Dataset excerpts:
+ + + + +

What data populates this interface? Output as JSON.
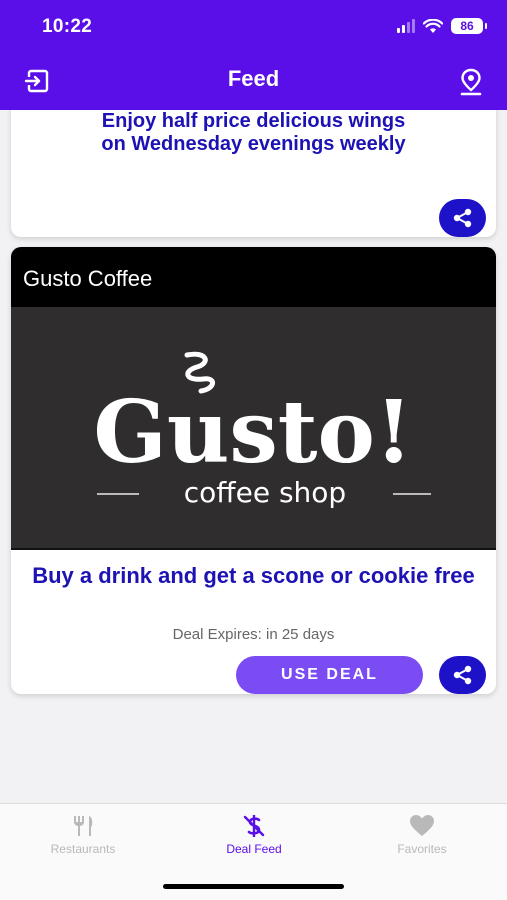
{
  "status_bar": {
    "time": "10:22",
    "battery": "86"
  },
  "header": {
    "title": "Feed",
    "left_icon": "logout-icon",
    "right_icon": "location-pin-icon"
  },
  "feed": {
    "cards": [
      {
        "promo": "Enjoy half price delicious wings on Wednesday evenings weekly",
        "share_icon": "share-icon"
      },
      {
        "restaurant": "Gusto Coffee",
        "logo_text": {
          "main": "Gusto!",
          "sub": "coffee shop"
        },
        "promo": "Buy a drink and get a scone or cookie free",
        "expires": "Deal Expires: in 25 days",
        "use_deal_label": "USE DEAL",
        "share_icon": "share-icon"
      }
    ]
  },
  "tabbar": {
    "tabs": [
      {
        "label": "Restaurants",
        "icon": "fork-knife-icon",
        "active": false
      },
      {
        "label": "Deal Feed",
        "icon": "dollar-icon",
        "active": true
      },
      {
        "label": "Favorites",
        "icon": "heart-icon",
        "active": false
      }
    ]
  },
  "colors": {
    "header": "#5b0fe8",
    "promo_text": "#1d12b4",
    "share_button": "#1d12c8",
    "use_deal_button": "#7b4cf4",
    "inactive_tab": "#b9b9b9"
  }
}
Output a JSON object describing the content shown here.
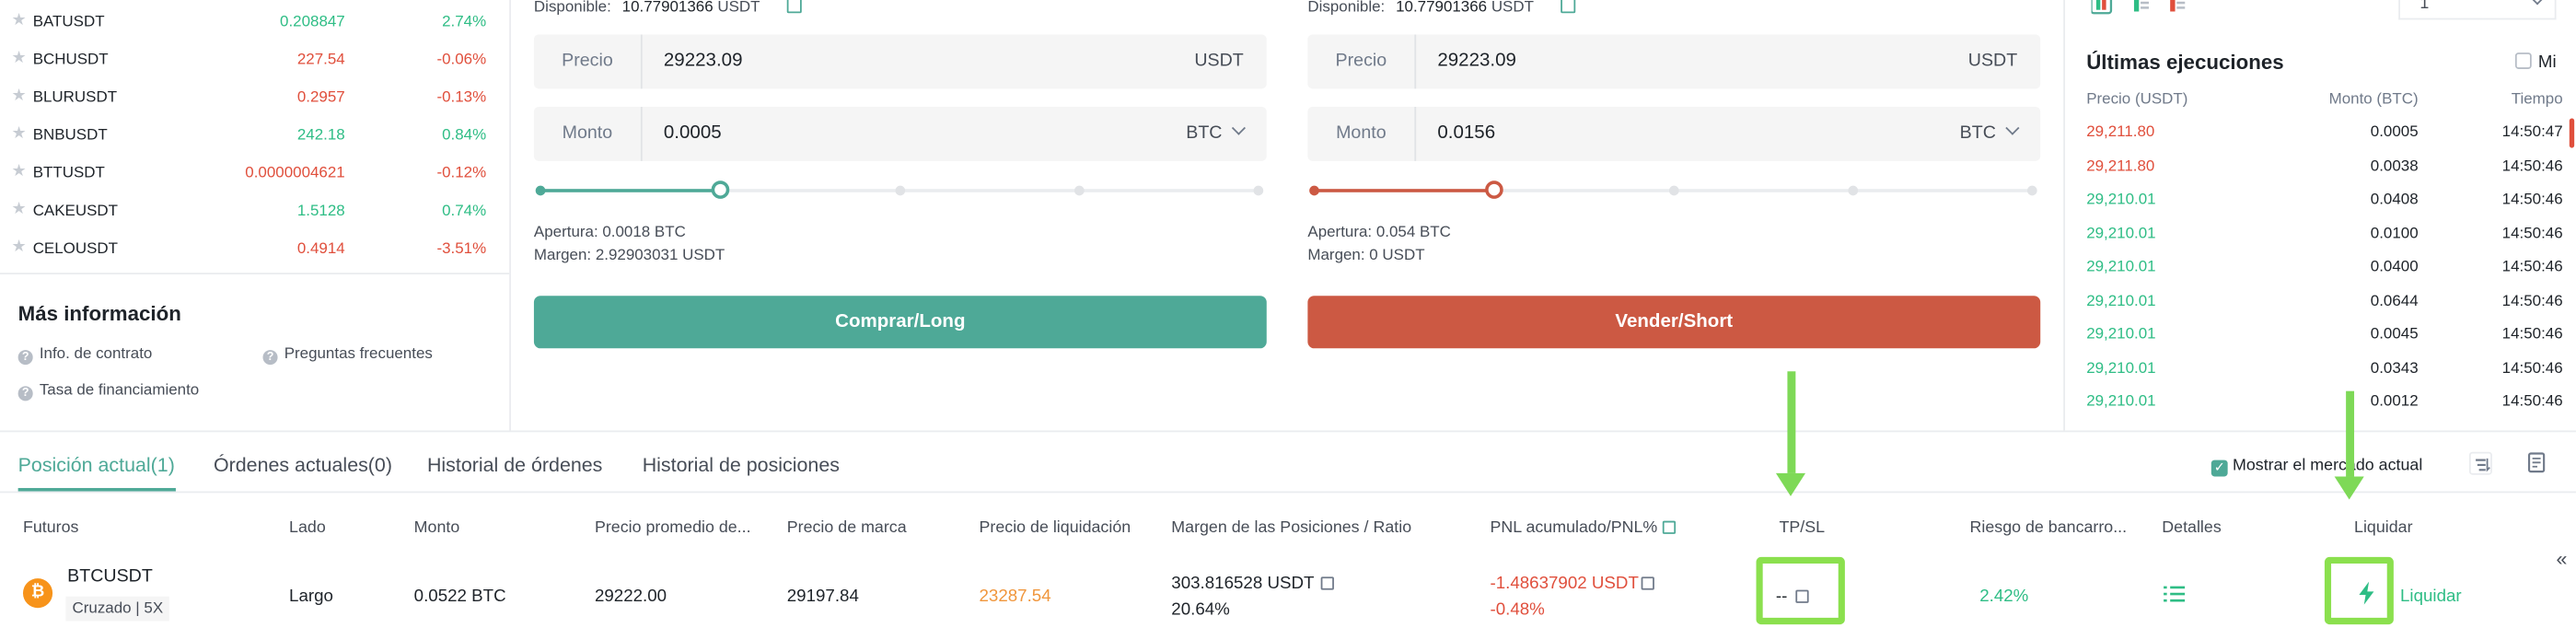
{
  "markets": [
    {
      "symbol": "BATUSDT",
      "price": "0.208847",
      "change": "2.74%",
      "dir": "up"
    },
    {
      "symbol": "BCHUSDT",
      "price": "227.54",
      "change": "-0.06%",
      "dir": "down"
    },
    {
      "symbol": "BLURUSDT",
      "price": "0.2957",
      "change": "-0.13%",
      "dir": "down"
    },
    {
      "symbol": "BNBUSDT",
      "price": "242.18",
      "change": "0.84%",
      "dir": "up"
    },
    {
      "symbol": "BTTUSDT",
      "price": "0.0000004621",
      "change": "-0.12%",
      "dir": "down"
    },
    {
      "symbol": "CAKEUSDT",
      "price": "1.5128",
      "change": "0.74%",
      "dir": "up"
    },
    {
      "symbol": "CELOUSDT",
      "price": "0.4914",
      "change": "-3.51%",
      "dir": "down"
    }
  ],
  "info": {
    "title": "Más información",
    "contract": "Info. de contrato",
    "faq": "Preguntas frecuentes",
    "funding": "Tasa de financiamiento"
  },
  "buy": {
    "available_label": "Disponible:",
    "available_value": "10.77901366",
    "available_unit": "USDT",
    "price_label": "Precio",
    "price_value": "29223.09",
    "price_unit": "USDT",
    "amount_label": "Monto",
    "amount_value": "0.0005",
    "amount_unit": "BTC",
    "slider_percent": 25,
    "open": "Apertura: 0.0018 BTC",
    "margin": "Margen: 2.92903031 USDT",
    "button": "Comprar/Long"
  },
  "sell": {
    "available_label": "Disponible:",
    "available_value": "10.77901366",
    "available_unit": "USDT",
    "price_label": "Precio",
    "price_value": "29223.09",
    "price_unit": "USDT",
    "amount_label": "Monto",
    "amount_value": "0.0156",
    "amount_unit": "BTC",
    "slider_percent": 25,
    "open": "Apertura: 0.054 BTC",
    "margin": "Margen: 0 USDT",
    "button": "Vender/Short"
  },
  "trades": {
    "depth_value": "1",
    "title": "Últimas ejecuciones",
    "mine_label": "Mi",
    "col_price": "Precio (USDT)",
    "col_amount": "Monto (BTC)",
    "col_time": "Tiempo",
    "rows": [
      {
        "price": "29,211.80",
        "amount": "0.0005",
        "time": "14:50:47",
        "dir": "down"
      },
      {
        "price": "29,211.80",
        "amount": "0.0038",
        "time": "14:50:46",
        "dir": "down"
      },
      {
        "price": "29,210.01",
        "amount": "0.0408",
        "time": "14:50:46",
        "dir": "up"
      },
      {
        "price": "29,210.01",
        "amount": "0.0100",
        "time": "14:50:46",
        "dir": "up"
      },
      {
        "price": "29,210.01",
        "amount": "0.0400",
        "time": "14:50:46",
        "dir": "up"
      },
      {
        "price": "29,210.01",
        "amount": "0.0644",
        "time": "14:50:46",
        "dir": "up"
      },
      {
        "price": "29,210.01",
        "amount": "0.0045",
        "time": "14:50:46",
        "dir": "up"
      },
      {
        "price": "29,210.01",
        "amount": "0.0343",
        "time": "14:50:46",
        "dir": "up"
      },
      {
        "price": "29,210.01",
        "amount": "0.0012",
        "time": "14:50:46",
        "dir": "up"
      }
    ]
  },
  "tabs": [
    {
      "label": "Posición actual(1)",
      "active": true
    },
    {
      "label": "Órdenes actuales(0)",
      "active": false
    },
    {
      "label": "Historial de órdenes",
      "active": false
    },
    {
      "label": "Historial de posiciones",
      "active": false
    }
  ],
  "show_current_market": "Mostrar el mercado actual",
  "columns": {
    "futures": "Futuros",
    "side": "Lado",
    "amount": "Monto",
    "avg_price": "Precio promedio de...",
    "mark_price": "Precio de marca",
    "liq_price": "Precio de liquidación",
    "margin_ratio": "Margen de las Posiciones / Ratio",
    "pnl": "PNL acumulado/PNL%",
    "tpsl": "TP/SL",
    "risk": "Riesgo de bancarro...",
    "details": "Detalles",
    "liquidate": "Liquidar"
  },
  "position": {
    "symbol": "BTCUSDT",
    "mode": "Cruzado | 5X",
    "side": "Largo",
    "amount": "0.0522 BTC",
    "avg_price": "29222.00",
    "mark_price": "29197.84",
    "liq_price": "23287.54",
    "margin": "303.816528 USDT",
    "ratio": "20.64%",
    "pnl": "-1.48637902 USDT",
    "pnl_pct": "-0.48%",
    "tpsl": "--",
    "risk": "2.42%",
    "liquidate": "Liquidar"
  },
  "colors": {
    "buy": "#4ea997",
    "sell": "#cc5943",
    "up": "#2ebd85",
    "down": "#e04f3c",
    "annotation": "#7ed957",
    "liq_price": "#f0963c"
  }
}
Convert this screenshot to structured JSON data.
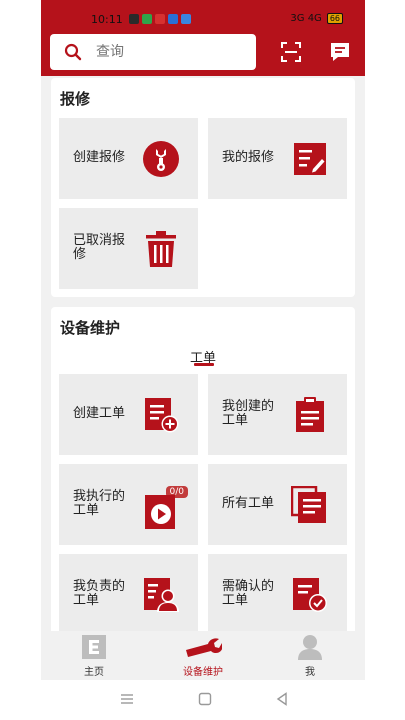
{
  "status_bar": {
    "time": "10:11",
    "signal_text": "3G 4G",
    "battery": "66"
  },
  "search": {
    "placeholder": "查询"
  },
  "repair_section": {
    "title": "报修",
    "tiles": [
      {
        "label": "创建报修",
        "icon": "wrench-circle-icon"
      },
      {
        "label": "我的报修",
        "icon": "edit-list-icon"
      },
      {
        "label": "已取消报修",
        "icon": "trash-icon"
      }
    ]
  },
  "maintenance_section": {
    "title": "设备维护",
    "tab": "工单",
    "tiles": [
      {
        "label": "创建工单",
        "icon": "add-document-icon"
      },
      {
        "label": "我创建的工单",
        "icon": "clipboard-icon"
      },
      {
        "label": "我执行的工单",
        "icon": "play-document-icon",
        "badge": "0/0"
      },
      {
        "label": "所有工单",
        "icon": "stacked-documents-icon"
      },
      {
        "label": "我负责的工单",
        "icon": "person-document-icon"
      },
      {
        "label": "需确认的工单",
        "icon": "check-document-icon"
      }
    ]
  },
  "bottom_nav": [
    {
      "label": "主页",
      "icon": "home-e-icon",
      "active": false
    },
    {
      "label": "设备维护",
      "icon": "wrench-icon",
      "active": true
    },
    {
      "label": "我",
      "icon": "person-icon",
      "active": false
    }
  ],
  "colors": {
    "brand": "#b5121b",
    "tile_bg": "#ececec",
    "page_bg": "#f1f1f1"
  }
}
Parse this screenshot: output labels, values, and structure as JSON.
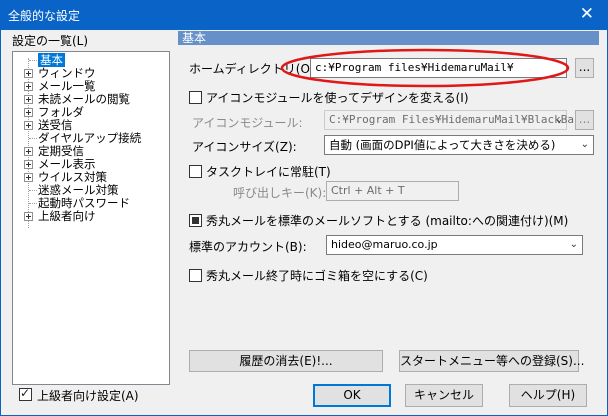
{
  "window": {
    "title": "全般的な設定",
    "close_glyph": "✕"
  },
  "tree": {
    "label": "設定の一覧(L)",
    "items": [
      {
        "label": "基本",
        "expandable": false,
        "selected": true
      },
      {
        "label": "ウィンドウ",
        "expandable": true
      },
      {
        "label": "メール一覧",
        "expandable": true
      },
      {
        "label": "未読メールの閲覧",
        "expandable": true
      },
      {
        "label": "フォルダ",
        "expandable": true
      },
      {
        "label": "送受信",
        "expandable": true
      },
      {
        "label": "ダイヤルアップ接続",
        "expandable": false
      },
      {
        "label": "定期受信",
        "expandable": true
      },
      {
        "label": "メール表示",
        "expandable": true
      },
      {
        "label": "ウイルス対策",
        "expandable": true
      },
      {
        "label": "迷惑メール対策",
        "expandable": false
      },
      {
        "label": "起動時パスワード",
        "expandable": false
      },
      {
        "label": "上級者向け",
        "expandable": true
      }
    ]
  },
  "advanced_checkbox": {
    "label": "上級者向け設定(A)",
    "checked": true
  },
  "section_header": "基本",
  "home_dir": {
    "label": "ホームディレクトリ(O):",
    "value": "c:¥Program files¥HidemaruMail¥",
    "browse": "..."
  },
  "icon_module_check": {
    "label": "アイコンモジュールを使ってデザインを変える(I)",
    "checked": false
  },
  "icon_module": {
    "label": "アイコンモジュール:",
    "value": "C:¥Program Files¥HidemaruMail¥BlackBa",
    "browse": "..."
  },
  "icon_size": {
    "label": "アイコンサイズ(Z):",
    "value": "自動 (画面のDPI値によって大きさを決める)"
  },
  "tasktray_check": {
    "label": "タスクトレイに常駐(T)",
    "checked": false
  },
  "hotkey": {
    "label": "呼び出しキー(K):",
    "value": "Ctrl + Alt + T"
  },
  "default_mailer_check": {
    "label": "秀丸メールを標準のメールソフトとする (mailto:への関連付け)(M)",
    "checked": true
  },
  "account": {
    "label": "標準のアカウント(B):",
    "value": "hideo@maruo.co.jp"
  },
  "trash_check": {
    "label": "秀丸メール終了時にゴミ箱を空にする(C)",
    "checked": false
  },
  "buttons": {
    "clear_history": "履歴の消去(E)!...",
    "start_menu": "スタートメニュー等への登録(S)...",
    "ok": "OK",
    "cancel": "キャンセル",
    "help": "ヘルプ(H)"
  },
  "colors": {
    "titlebar": "#0a64c8",
    "accent": "#0078d7",
    "header": "#6590c8",
    "highlight_oval": "#e01818"
  }
}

+ + + + +

### TO BE DONE
Work out how many lines of the listing above include the word "JSON". Reply with nothing but the count.

### REPLY TO THE EXERCISE
4